___ GIVEN DATA ___
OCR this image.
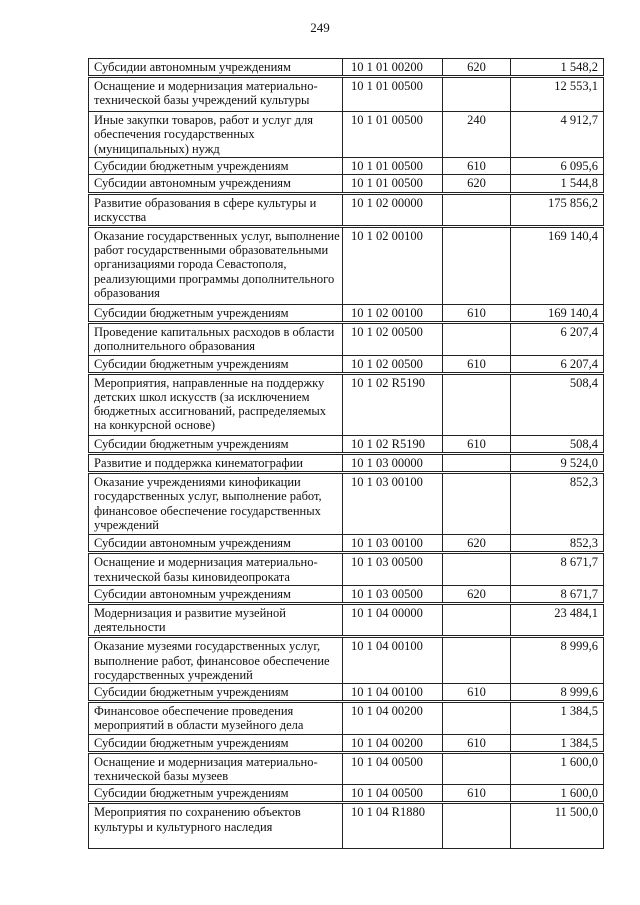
249
Субсидии автономным учреждениям	10 1 01 00200	620	1 548,2
Оснащение и модернизация материально-технической базы учреждений культуры	10 1 01 00500		12 553,1
Иные закупки товаров, работ и услуг для обеспечения государственных (муниципальных) нужд	10 1 01 00500	240	4 912,7
Субсидии бюджетным учреждениям	10 1 01 00500	610	6 095,6
Субсидии автономным учреждениям	10 1 01 00500	620	1 544,8
Развитие образования в сфере культуры и искусства	10 1 02 00000		175 856,2
Оказание государственных услуг, выполнение работ государственными образовательными организациями города Севастополя, реализующими программы дополнительного образования	10 1 02 00100		169 140,4
Субсидии бюджетным учреждениям	10 1 02 00100	610	169 140,4
Проведение капитальных расходов в области дополнительного образования	10 1 02 00500		6 207,4
Субсидии бюджетным учреждениям	10 1 02 00500	610	6 207,4
Мероприятия, направленные на поддержку детских школ искусств (за исключением бюджетных ассигнований, распределяемых на конкурсной основе)	10 1 02 R5190		508,4
Субсидии бюджетным учреждениям	10 1 02 R5190	610	508,4
Развитие и поддержка кинематографии	10 1 03 00000		9 524,0
Оказание учреждениями кинофикации государственных услуг, выполнение работ, финансовое обеспечение государственных учреждений	10 1 03 00100		852,3
Субсидии автономным учреждениям	10 1 03 00100	620	852,3
Оснащение и модернизация материально-технической базы киновидеопроката	10 1 03 00500		8 671,7
Субсидии автономным учреждениям	10 1 03 00500	620	8 671,7
Модернизация и развитие музейной деятельности	10 1 04 00000		23 484,1
Оказание музеями государственных услуг, выполнение работ, финансовое обеспечение государственных учреждений	10 1 04 00100		8 999,6
Субсидии бюджетным учреждениям	10 1 04 00100	610	8 999,6
Финансовое обеспечение проведения мероприятий в области музейного дела	10 1 04 00200		1 384,5
Субсидии бюджетным учреждениям	10 1 04 00200	610	1 384,5
Оснащение и модернизация материально-технической базы музеев	10 1 04 00500		1 600,0
Субсидии бюджетным учреждениям	10 1 04 00500	610	1 600,0
Мероприятия по сохранению объектов культуры и культурного наследия	10 1 04 R1880		11 500,0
___
EXERCISE
Only a number is expected here: the count of lines in the listing that hold the string "работ".

TASK OUTPUT
4